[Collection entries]
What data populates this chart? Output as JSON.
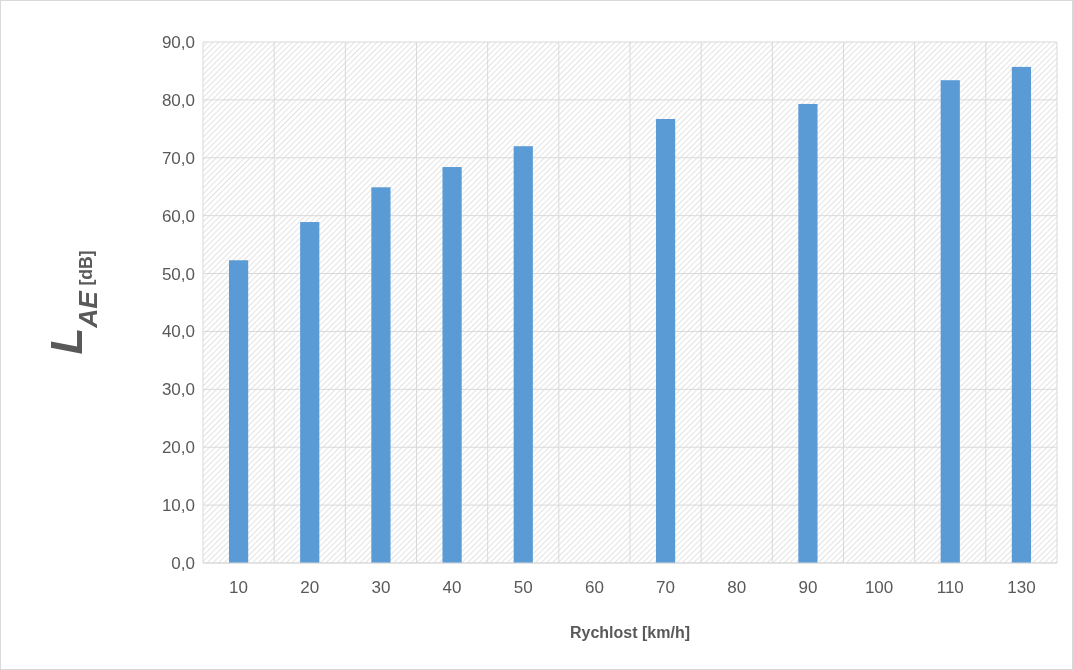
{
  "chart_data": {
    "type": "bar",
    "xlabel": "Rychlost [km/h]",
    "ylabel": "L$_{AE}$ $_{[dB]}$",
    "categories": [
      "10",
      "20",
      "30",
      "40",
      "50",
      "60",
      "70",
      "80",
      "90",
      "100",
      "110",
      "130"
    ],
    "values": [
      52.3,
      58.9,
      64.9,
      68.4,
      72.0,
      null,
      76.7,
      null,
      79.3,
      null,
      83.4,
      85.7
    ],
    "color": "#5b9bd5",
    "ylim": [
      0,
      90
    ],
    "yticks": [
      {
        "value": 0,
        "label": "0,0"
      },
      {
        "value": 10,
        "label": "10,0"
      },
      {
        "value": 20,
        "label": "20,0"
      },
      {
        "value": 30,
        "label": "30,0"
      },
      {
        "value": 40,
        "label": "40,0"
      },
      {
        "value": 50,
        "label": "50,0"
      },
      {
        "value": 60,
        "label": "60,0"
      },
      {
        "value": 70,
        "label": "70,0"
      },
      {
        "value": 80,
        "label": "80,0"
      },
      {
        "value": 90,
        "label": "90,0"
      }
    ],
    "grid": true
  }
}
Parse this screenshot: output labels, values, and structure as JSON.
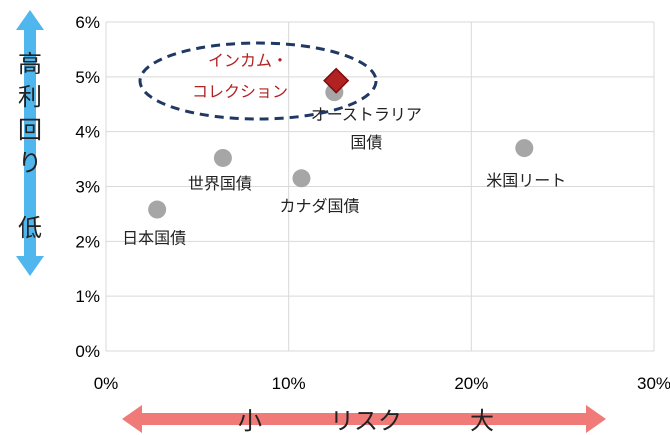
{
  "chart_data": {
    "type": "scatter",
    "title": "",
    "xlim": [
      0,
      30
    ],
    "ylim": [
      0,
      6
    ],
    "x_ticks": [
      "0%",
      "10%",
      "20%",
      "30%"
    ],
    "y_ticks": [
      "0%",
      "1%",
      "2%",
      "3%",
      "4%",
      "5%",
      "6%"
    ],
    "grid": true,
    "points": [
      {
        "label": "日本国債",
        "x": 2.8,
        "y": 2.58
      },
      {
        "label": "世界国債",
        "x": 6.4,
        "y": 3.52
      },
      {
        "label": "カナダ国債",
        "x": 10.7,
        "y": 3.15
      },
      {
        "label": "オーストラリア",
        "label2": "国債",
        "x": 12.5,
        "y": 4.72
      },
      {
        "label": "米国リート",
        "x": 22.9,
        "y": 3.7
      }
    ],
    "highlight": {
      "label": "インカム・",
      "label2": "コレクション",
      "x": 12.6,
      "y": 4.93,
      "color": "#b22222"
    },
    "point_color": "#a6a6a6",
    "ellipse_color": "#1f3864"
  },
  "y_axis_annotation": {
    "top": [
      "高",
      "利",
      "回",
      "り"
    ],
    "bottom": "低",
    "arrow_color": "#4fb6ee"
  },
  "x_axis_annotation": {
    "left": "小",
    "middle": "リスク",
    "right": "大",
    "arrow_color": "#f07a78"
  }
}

TASK TO COMPLETE: Every line of text is to be repeated exactly; pictures are left out.

RESPONSE TO THE TASK:
What data populates this chart? Output as JSON.
{
  "chart_data": {
    "type": "bar",
    "xlabel": "Rychlost [km/h]",
    "ylabel": "L$_{AE}$ $_{[dB]}$",
    "categories": [
      "10",
      "20",
      "30",
      "40",
      "50",
      "60",
      "70",
      "80",
      "90",
      "100",
      "110",
      "130"
    ],
    "values": [
      52.3,
      58.9,
      64.9,
      68.4,
      72.0,
      null,
      76.7,
      null,
      79.3,
      null,
      83.4,
      85.7
    ],
    "color": "#5b9bd5",
    "ylim": [
      0,
      90
    ],
    "yticks": [
      {
        "value": 0,
        "label": "0,0"
      },
      {
        "value": 10,
        "label": "10,0"
      },
      {
        "value": 20,
        "label": "20,0"
      },
      {
        "value": 30,
        "label": "30,0"
      },
      {
        "value": 40,
        "label": "40,0"
      },
      {
        "value": 50,
        "label": "50,0"
      },
      {
        "value": 60,
        "label": "60,0"
      },
      {
        "value": 70,
        "label": "70,0"
      },
      {
        "value": 80,
        "label": "80,0"
      },
      {
        "value": 90,
        "label": "90,0"
      }
    ],
    "grid": true
  }
}
Parse this screenshot: output labels, values, and structure as JSON.
{
  "chart_data": {
    "type": "scatter",
    "title": "",
    "xlim": [
      0,
      30
    ],
    "ylim": [
      0,
      6
    ],
    "x_ticks": [
      "0%",
      "10%",
      "20%",
      "30%"
    ],
    "y_ticks": [
      "0%",
      "1%",
      "2%",
      "3%",
      "4%",
      "5%",
      "6%"
    ],
    "grid": true,
    "points": [
      {
        "label": "日本国債",
        "x": 2.8,
        "y": 2.58
      },
      {
        "label": "世界国債",
        "x": 6.4,
        "y": 3.52
      },
      {
        "label": "カナダ国債",
        "x": 10.7,
        "y": 3.15
      },
      {
        "label": "オーストラリア",
        "label2": "国債",
        "x": 12.5,
        "y": 4.72
      },
      {
        "label": "米国リート",
        "x": 22.9,
        "y": 3.7
      }
    ],
    "highlight": {
      "label": "インカム・",
      "label2": "コレクション",
      "x": 12.6,
      "y": 4.93,
      "color": "#b22222"
    },
    "point_color": "#a6a6a6",
    "ellipse_color": "#1f3864"
  },
  "y_axis_annotation": {
    "top": [
      "高",
      "利",
      "回",
      "り"
    ],
    "bottom": "低",
    "arrow_color": "#4fb6ee"
  },
  "x_axis_annotation": {
    "left": "小",
    "middle": "リスク",
    "right": "大",
    "arrow_color": "#f07a78"
  }
}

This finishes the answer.